▼

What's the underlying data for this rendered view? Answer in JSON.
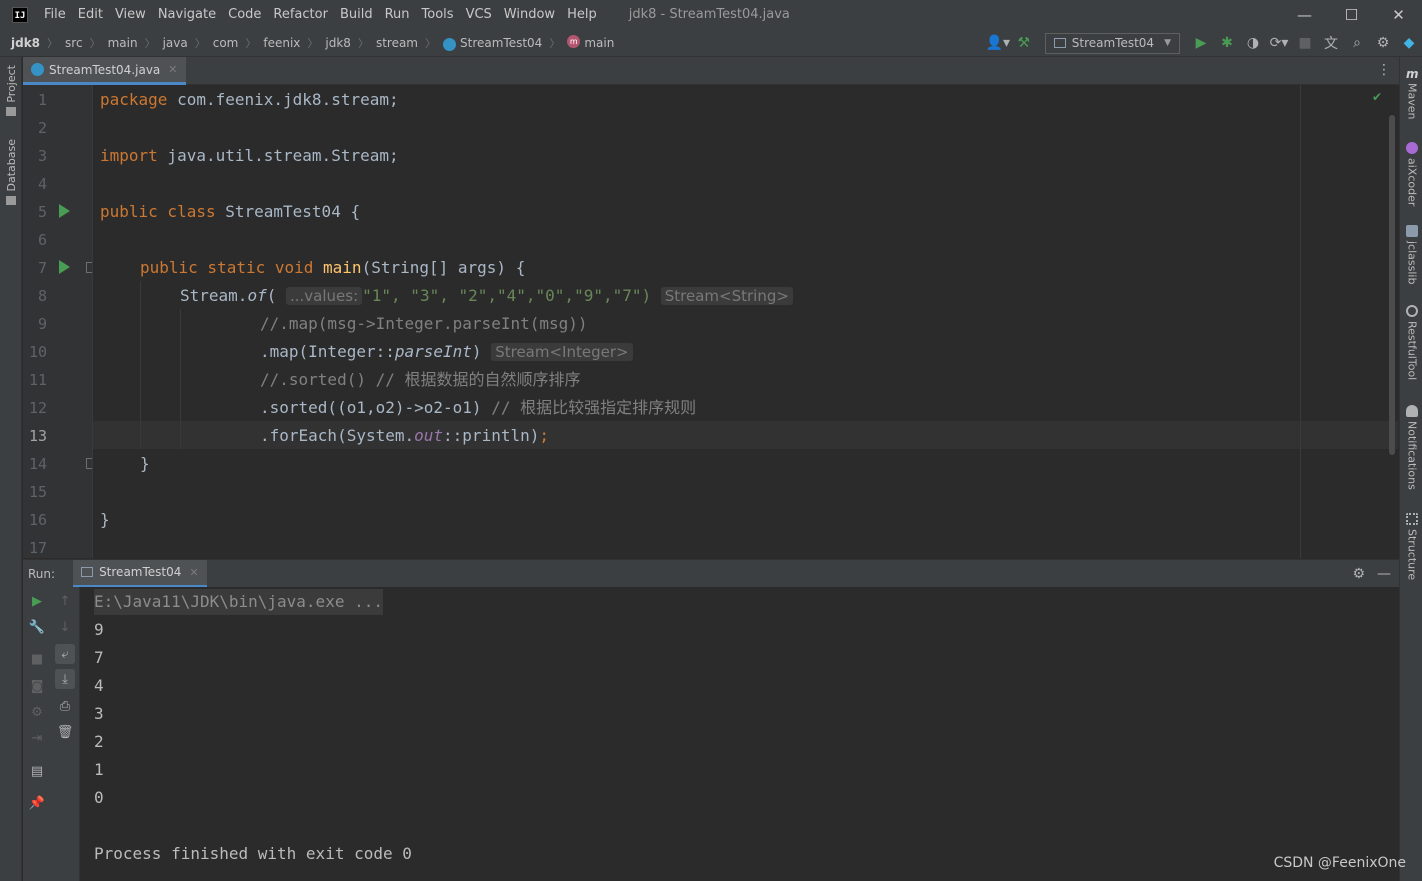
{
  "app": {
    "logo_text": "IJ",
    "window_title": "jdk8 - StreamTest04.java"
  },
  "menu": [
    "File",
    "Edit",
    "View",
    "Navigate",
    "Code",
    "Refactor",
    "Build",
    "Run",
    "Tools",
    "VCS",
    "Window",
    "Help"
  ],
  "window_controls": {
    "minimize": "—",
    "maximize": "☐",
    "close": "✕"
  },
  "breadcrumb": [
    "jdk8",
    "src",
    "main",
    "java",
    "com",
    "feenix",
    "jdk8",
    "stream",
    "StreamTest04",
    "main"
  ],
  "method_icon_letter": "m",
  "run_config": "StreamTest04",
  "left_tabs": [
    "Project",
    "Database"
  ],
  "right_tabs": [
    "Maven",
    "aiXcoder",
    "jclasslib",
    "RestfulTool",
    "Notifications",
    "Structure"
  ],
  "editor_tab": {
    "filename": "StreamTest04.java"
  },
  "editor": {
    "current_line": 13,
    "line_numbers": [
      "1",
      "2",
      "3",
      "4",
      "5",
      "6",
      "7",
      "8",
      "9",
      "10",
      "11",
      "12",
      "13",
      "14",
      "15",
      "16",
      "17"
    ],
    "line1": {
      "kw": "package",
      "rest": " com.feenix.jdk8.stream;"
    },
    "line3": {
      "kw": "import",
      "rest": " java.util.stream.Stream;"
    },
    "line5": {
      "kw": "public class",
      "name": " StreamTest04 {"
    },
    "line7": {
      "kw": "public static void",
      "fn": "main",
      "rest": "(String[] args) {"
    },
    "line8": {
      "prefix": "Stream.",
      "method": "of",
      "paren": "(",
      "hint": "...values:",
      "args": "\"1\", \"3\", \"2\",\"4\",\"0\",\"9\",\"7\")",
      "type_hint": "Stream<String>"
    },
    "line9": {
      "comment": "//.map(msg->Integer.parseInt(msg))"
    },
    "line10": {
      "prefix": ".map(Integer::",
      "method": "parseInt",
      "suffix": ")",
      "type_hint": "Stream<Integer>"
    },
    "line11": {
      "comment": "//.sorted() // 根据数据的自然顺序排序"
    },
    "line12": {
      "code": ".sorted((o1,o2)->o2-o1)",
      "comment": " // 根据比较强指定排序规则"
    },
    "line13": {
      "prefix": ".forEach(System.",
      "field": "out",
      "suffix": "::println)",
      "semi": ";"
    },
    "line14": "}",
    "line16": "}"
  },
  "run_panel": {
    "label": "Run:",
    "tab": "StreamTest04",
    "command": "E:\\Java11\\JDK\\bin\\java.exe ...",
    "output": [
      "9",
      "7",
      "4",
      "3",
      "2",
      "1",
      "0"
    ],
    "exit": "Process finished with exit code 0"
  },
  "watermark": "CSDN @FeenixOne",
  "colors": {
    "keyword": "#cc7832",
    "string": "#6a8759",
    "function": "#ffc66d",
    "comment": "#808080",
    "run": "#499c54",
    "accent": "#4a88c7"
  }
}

▲
▼

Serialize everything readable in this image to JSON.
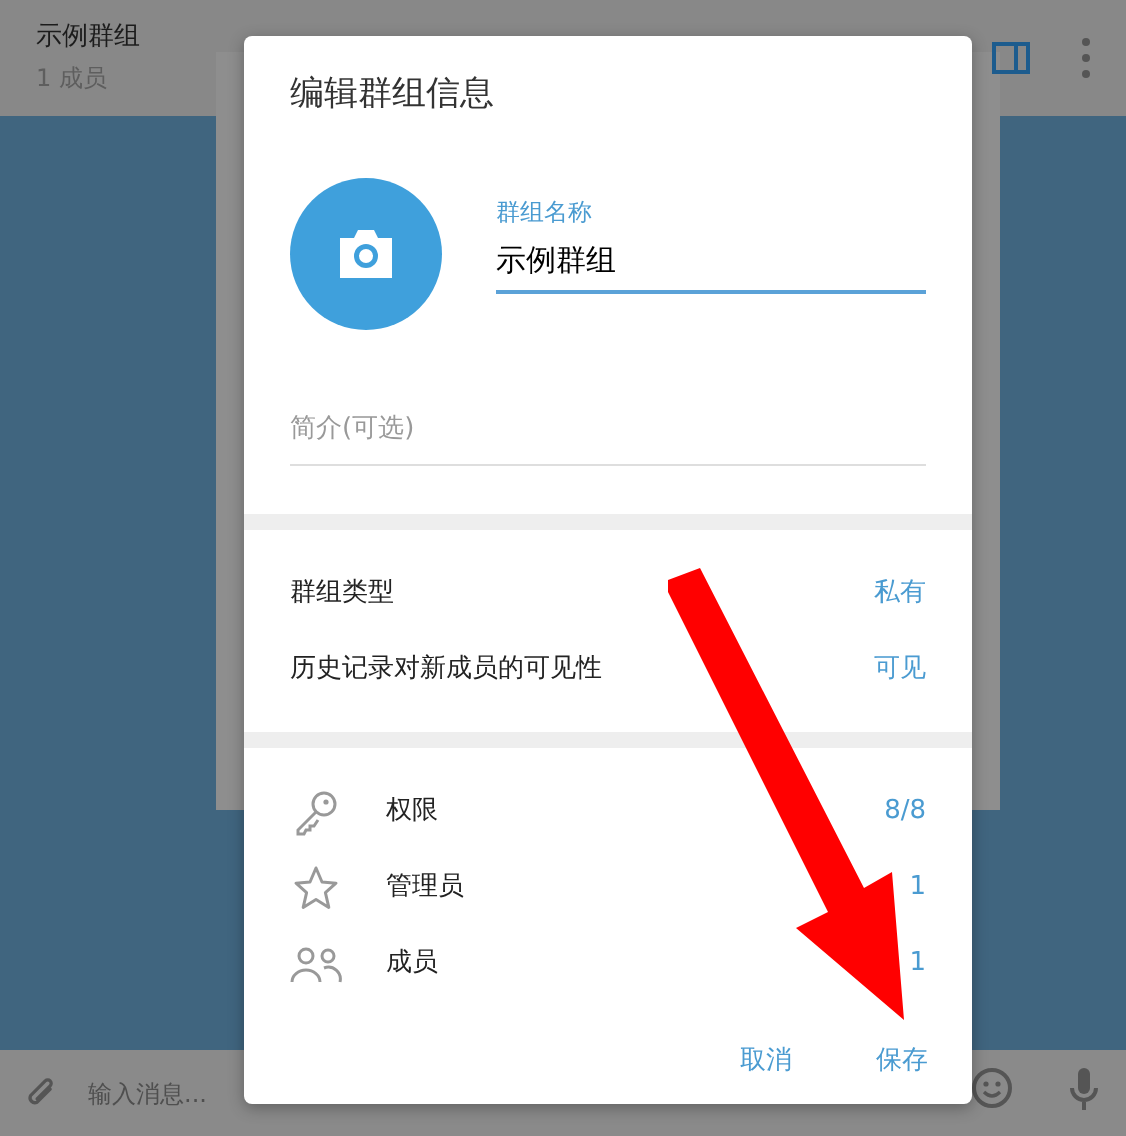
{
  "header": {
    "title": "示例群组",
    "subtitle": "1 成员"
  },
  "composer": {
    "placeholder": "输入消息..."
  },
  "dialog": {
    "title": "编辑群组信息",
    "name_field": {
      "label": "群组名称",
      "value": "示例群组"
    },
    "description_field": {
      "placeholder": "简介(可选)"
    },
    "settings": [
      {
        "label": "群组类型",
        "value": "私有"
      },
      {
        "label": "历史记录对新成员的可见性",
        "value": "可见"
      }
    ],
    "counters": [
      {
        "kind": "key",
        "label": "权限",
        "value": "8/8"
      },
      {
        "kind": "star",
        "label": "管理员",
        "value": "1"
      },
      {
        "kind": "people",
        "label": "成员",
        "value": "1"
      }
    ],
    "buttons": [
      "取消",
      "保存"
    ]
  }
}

▲

> _Set exercise_
Of the lines in the entries above, how many include "public"? Only the number should be given.

> _Task result_
2